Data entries
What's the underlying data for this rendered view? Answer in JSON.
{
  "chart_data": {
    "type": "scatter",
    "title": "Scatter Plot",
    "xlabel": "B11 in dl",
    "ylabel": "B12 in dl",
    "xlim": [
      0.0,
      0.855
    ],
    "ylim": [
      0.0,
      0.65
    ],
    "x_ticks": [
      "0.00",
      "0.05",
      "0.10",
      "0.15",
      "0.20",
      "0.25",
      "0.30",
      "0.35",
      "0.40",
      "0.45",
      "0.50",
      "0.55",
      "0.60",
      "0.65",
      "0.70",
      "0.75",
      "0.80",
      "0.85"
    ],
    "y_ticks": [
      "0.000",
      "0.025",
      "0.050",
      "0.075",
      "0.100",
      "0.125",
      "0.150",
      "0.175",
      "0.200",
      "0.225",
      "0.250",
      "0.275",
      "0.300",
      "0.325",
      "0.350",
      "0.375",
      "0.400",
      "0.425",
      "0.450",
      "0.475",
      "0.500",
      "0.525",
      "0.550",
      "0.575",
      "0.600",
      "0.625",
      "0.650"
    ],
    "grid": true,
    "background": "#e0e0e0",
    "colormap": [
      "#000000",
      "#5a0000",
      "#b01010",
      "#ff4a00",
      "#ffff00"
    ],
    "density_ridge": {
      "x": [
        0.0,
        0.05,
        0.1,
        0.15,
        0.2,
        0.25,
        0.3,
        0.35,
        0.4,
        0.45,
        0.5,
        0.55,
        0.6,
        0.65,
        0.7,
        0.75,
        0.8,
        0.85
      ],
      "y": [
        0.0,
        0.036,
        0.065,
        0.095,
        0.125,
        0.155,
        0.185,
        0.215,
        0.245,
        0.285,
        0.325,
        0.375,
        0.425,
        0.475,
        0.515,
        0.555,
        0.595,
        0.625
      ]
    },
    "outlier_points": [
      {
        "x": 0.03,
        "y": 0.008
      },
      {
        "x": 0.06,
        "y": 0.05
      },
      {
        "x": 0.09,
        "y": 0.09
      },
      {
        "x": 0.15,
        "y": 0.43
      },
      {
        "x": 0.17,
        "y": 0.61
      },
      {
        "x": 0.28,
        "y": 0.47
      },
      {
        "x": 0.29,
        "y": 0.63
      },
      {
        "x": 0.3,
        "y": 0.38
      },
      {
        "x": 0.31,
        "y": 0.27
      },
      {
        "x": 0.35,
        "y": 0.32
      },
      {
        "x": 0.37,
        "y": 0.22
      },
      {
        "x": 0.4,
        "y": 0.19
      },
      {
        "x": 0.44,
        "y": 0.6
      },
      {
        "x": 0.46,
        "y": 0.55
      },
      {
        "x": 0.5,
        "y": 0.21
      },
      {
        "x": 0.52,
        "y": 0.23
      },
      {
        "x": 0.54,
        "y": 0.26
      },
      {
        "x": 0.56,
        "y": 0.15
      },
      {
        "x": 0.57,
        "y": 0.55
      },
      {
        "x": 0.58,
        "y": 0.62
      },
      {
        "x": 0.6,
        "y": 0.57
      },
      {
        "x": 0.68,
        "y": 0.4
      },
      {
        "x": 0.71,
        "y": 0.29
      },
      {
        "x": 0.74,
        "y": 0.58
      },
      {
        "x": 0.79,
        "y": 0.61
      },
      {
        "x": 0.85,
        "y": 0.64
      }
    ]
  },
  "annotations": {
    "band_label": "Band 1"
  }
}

_WHAT IS ASKED_:
Every line of the data above should be copied exactly.

_EXERCISE OUTPUT_:
What's the underlying data for this rendered view? Answer in JSON.
{
  "chart_data": {
    "type": "scatter",
    "title": "Scatter Plot",
    "xlabel": "B11 in dl",
    "ylabel": "B12 in dl",
    "xlim": [
      0.0,
      0.855
    ],
    "ylim": [
      0.0,
      0.65
    ],
    "x_ticks": [
      "0.00",
      "0.05",
      "0.10",
      "0.15",
      "0.20",
      "0.25",
      "0.30",
      "0.35",
      "0.40",
      "0.45",
      "0.50",
      "0.55",
      "0.60",
      "0.65",
      "0.70",
      "0.75",
      "0.80",
      "0.85"
    ],
    "y_ticks": [
      "0.000",
      "0.025",
      "0.050",
      "0.075",
      "0.100",
      "0.125",
      "0.150",
      "0.175",
      "0.200",
      "0.225",
      "0.250",
      "0.275",
      "0.300",
      "0.325",
      "0.350",
      "0.375",
      "0.400",
      "0.425",
      "0.450",
      "0.475",
      "0.500",
      "0.525",
      "0.550",
      "0.575",
      "0.600",
      "0.625",
      "0.650"
    ],
    "grid": true,
    "background": "#e0e0e0",
    "colormap": [
      "#000000",
      "#5a0000",
      "#b01010",
      "#ff4a00",
      "#ffff00"
    ],
    "density_ridge": {
      "x": [
        0.0,
        0.05,
        0.1,
        0.15,
        0.2,
        0.25,
        0.3,
        0.35,
        0.4,
        0.45,
        0.5,
        0.55,
        0.6,
        0.65,
        0.7,
        0.75,
        0.8,
        0.85
      ],
      "y": [
        0.0,
        0.036,
        0.065,
        0.095,
        0.125,
        0.155,
        0.185,
        0.215,
        0.245,
        0.285,
        0.325,
        0.375,
        0.425,
        0.475,
        0.515,
        0.555,
        0.595,
        0.625
      ]
    },
    "outlier_points": [
      {
        "x": 0.03,
        "y": 0.008
      },
      {
        "x": 0.06,
        "y": 0.05
      },
      {
        "x": 0.09,
        "y": 0.09
      },
      {
        "x": 0.15,
        "y": 0.43
      },
      {
        "x": 0.17,
        "y": 0.61
      },
      {
        "x": 0.28,
        "y": 0.47
      },
      {
        "x": 0.29,
        "y": 0.63
      },
      {
        "x": 0.3,
        "y": 0.38
      },
      {
        "x": 0.31,
        "y": 0.27
      },
      {
        "x": 0.35,
        "y": 0.32
      },
      {
        "x": 0.37,
        "y": 0.22
      },
      {
        "x": 0.4,
        "y": 0.19
      },
      {
        "x": 0.44,
        "y": 0.6
      },
      {
        "x": 0.46,
        "y": 0.55
      },
      {
        "x": 0.5,
        "y": 0.21
      },
      {
        "x": 0.52,
        "y": 0.23
      },
      {
        "x": 0.54,
        "y": 0.26
      },
      {
        "x": 0.56,
        "y": 0.15
      },
      {
        "x": 0.57,
        "y": 0.55
      },
      {
        "x": 0.58,
        "y": 0.62
      },
      {
        "x": 0.6,
        "y": 0.57
      },
      {
        "x": 0.68,
        "y": 0.4
      },
      {
        "x": 0.71,
        "y": 0.29
      },
      {
        "x": 0.74,
        "y": 0.58
      },
      {
        "x": 0.79,
        "y": 0.61
      },
      {
        "x": 0.85,
        "y": 0.64
      }
    ]
  },
  "annotations": {
    "band_label": "Band 1"
  }
}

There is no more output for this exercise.